■ JOB ■
Scan the data below for the string "this". Show every line where it turns up.

■ ITEMS ■
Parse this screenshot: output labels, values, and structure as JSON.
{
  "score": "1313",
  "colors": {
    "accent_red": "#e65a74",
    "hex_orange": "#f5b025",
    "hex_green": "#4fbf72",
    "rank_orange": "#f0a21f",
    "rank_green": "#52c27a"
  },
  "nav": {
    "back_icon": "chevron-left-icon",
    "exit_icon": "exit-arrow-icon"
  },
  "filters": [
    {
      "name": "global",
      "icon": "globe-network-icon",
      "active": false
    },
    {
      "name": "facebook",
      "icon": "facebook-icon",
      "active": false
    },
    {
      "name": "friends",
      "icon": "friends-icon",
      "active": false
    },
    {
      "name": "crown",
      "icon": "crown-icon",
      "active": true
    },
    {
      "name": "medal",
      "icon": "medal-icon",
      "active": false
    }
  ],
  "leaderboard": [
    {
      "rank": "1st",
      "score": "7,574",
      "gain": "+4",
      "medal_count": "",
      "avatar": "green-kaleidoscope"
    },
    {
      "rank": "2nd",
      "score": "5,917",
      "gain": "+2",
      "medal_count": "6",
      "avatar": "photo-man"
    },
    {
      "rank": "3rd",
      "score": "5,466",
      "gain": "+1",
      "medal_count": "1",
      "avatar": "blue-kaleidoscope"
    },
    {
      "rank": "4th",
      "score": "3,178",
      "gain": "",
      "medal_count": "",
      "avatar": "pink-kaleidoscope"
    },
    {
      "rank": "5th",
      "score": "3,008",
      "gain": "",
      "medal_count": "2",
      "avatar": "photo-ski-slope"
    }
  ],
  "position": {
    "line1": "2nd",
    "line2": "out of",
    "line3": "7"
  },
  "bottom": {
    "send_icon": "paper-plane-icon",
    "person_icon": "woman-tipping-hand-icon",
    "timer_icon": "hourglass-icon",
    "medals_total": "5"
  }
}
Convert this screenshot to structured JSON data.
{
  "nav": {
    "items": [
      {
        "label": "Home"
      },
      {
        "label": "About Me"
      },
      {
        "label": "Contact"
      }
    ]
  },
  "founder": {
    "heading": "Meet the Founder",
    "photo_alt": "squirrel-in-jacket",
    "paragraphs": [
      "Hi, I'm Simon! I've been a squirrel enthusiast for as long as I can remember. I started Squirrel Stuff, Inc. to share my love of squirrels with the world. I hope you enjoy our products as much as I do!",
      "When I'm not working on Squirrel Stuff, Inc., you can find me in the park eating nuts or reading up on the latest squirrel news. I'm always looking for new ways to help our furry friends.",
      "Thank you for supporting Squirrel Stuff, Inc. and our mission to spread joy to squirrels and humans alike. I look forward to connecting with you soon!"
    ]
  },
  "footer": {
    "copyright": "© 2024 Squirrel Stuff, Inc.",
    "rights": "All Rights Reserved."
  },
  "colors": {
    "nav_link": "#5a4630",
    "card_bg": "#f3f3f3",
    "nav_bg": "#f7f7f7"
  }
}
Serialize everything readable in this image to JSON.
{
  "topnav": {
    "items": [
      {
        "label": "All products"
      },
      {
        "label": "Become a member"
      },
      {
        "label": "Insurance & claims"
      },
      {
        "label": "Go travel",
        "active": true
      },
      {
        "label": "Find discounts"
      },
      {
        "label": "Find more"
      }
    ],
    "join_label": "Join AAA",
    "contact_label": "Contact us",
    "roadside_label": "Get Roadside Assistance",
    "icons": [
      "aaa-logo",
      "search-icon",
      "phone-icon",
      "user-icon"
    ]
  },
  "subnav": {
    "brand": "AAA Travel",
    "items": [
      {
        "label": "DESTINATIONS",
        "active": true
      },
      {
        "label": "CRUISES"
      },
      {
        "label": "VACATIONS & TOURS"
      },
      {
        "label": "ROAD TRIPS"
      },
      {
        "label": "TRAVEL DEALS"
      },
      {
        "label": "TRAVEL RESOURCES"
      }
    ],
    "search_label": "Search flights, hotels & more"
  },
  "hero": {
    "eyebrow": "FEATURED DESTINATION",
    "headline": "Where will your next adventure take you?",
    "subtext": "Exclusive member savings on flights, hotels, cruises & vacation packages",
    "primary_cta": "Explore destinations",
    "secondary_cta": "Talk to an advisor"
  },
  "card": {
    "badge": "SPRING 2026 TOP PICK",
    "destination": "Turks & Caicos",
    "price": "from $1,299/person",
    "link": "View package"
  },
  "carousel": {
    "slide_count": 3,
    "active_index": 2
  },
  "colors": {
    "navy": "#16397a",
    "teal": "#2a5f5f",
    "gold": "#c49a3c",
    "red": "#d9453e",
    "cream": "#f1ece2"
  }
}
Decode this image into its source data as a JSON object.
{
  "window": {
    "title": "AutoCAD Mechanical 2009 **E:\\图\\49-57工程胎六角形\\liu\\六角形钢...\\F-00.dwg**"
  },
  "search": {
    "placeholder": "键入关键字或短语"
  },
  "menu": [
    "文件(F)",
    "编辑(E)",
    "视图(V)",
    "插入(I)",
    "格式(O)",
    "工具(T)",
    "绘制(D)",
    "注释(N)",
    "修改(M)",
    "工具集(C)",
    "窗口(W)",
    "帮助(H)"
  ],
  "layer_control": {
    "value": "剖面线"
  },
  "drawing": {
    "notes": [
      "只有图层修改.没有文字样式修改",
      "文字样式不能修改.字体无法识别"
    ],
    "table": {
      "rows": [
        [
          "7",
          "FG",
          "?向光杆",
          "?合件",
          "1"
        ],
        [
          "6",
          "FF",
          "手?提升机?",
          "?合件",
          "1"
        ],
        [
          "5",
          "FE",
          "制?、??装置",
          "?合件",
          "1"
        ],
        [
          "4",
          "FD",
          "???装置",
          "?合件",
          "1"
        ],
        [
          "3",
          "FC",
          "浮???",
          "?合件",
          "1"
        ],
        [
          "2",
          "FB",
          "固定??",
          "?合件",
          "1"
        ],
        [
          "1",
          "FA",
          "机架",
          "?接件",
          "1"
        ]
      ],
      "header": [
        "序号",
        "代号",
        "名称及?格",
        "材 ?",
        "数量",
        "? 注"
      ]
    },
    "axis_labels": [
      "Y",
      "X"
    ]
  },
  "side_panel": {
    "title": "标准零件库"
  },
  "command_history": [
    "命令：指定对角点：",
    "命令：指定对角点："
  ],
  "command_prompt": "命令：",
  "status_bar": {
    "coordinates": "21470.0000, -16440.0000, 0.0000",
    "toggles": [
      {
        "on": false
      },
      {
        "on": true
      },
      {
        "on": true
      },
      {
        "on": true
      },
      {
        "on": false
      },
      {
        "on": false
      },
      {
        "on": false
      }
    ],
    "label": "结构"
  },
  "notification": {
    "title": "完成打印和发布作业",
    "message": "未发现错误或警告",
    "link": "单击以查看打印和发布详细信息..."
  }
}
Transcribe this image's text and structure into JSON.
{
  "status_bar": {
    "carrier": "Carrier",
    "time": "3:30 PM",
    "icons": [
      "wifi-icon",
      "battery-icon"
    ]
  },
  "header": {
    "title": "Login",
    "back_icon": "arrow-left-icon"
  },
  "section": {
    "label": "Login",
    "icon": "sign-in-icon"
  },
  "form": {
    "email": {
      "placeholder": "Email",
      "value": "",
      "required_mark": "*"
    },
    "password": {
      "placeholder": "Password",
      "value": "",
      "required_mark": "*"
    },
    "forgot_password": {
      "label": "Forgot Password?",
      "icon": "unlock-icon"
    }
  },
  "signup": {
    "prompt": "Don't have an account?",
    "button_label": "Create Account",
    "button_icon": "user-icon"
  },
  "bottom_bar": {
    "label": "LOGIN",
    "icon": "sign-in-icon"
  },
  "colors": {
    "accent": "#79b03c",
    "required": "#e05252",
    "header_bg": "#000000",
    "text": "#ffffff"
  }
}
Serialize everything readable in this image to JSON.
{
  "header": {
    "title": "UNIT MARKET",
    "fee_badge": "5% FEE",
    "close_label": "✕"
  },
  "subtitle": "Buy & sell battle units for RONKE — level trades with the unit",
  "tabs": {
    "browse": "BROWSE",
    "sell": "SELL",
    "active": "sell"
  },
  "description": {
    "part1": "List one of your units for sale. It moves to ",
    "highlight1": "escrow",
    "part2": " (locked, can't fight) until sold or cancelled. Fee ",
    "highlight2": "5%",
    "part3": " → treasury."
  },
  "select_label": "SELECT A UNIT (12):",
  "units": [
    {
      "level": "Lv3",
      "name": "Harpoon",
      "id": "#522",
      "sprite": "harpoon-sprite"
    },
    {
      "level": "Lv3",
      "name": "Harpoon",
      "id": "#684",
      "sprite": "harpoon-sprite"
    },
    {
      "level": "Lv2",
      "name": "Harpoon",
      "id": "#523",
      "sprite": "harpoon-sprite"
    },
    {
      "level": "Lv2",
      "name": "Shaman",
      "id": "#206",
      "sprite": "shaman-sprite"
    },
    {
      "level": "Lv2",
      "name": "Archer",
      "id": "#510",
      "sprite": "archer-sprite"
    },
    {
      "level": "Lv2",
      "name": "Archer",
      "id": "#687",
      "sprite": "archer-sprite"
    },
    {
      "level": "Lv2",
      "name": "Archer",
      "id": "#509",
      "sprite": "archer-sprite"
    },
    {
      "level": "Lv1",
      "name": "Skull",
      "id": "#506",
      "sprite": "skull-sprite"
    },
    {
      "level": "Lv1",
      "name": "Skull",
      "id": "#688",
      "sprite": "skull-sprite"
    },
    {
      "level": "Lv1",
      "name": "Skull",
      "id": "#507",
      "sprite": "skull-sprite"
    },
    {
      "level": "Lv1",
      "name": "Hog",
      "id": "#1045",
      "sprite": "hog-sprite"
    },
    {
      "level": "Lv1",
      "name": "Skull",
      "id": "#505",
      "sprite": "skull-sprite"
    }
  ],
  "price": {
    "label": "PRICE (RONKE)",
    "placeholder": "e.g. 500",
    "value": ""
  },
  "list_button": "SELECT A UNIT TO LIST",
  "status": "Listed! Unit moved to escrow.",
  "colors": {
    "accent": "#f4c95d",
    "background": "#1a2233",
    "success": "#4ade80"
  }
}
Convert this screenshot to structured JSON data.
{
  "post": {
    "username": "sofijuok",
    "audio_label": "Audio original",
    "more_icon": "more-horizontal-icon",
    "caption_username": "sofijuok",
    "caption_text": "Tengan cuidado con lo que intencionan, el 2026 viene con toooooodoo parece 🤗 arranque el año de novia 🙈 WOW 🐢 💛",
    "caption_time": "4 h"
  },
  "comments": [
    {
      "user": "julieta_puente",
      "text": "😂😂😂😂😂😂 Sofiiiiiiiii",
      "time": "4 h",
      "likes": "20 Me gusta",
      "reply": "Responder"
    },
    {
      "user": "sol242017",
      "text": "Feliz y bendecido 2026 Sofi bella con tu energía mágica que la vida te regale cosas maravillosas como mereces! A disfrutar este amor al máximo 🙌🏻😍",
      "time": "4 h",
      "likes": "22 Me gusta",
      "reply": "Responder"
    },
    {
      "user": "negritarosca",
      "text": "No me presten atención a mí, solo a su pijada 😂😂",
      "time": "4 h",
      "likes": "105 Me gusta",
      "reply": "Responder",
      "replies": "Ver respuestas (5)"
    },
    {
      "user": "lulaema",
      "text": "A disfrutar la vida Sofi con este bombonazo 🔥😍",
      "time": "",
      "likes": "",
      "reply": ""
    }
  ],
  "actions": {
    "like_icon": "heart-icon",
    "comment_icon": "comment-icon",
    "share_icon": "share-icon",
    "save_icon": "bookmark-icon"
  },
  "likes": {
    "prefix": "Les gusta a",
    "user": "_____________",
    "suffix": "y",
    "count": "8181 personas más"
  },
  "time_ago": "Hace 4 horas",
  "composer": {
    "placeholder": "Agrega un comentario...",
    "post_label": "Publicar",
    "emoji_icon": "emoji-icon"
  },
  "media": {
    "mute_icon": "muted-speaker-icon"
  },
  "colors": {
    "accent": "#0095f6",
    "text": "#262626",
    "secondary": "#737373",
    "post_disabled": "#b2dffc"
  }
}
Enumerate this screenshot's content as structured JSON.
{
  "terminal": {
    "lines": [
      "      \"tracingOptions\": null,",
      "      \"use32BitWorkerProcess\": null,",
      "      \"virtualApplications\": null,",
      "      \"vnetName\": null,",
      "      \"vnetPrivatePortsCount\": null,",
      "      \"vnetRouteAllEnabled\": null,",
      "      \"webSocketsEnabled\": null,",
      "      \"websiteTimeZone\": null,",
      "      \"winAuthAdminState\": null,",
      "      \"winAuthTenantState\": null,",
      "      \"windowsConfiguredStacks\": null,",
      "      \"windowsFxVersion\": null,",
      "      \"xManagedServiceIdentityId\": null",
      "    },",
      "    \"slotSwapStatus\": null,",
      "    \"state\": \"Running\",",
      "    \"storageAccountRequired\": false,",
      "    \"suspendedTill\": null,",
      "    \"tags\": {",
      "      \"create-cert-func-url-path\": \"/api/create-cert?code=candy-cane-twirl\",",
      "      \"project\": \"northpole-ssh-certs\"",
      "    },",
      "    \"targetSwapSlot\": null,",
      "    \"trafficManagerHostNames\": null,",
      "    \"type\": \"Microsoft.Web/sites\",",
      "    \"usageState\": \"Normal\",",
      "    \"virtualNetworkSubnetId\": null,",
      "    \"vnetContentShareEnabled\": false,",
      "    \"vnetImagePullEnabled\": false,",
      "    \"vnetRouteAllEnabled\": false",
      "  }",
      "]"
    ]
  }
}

■ OUTPUT ■
Parse this screenshot: output labels, values, and structure as JSON.
Convert this screenshot to structured JSON data.
Serialize everything readable in this image to JSON.
Decode this image into its source data as a JSON object.
Transcribe this image's text and structure into JSON.
Serialize everything readable in this image to JSON.
Convert this screenshot to structured JSON data.
Enumerate this screenshot's content as structured JSON.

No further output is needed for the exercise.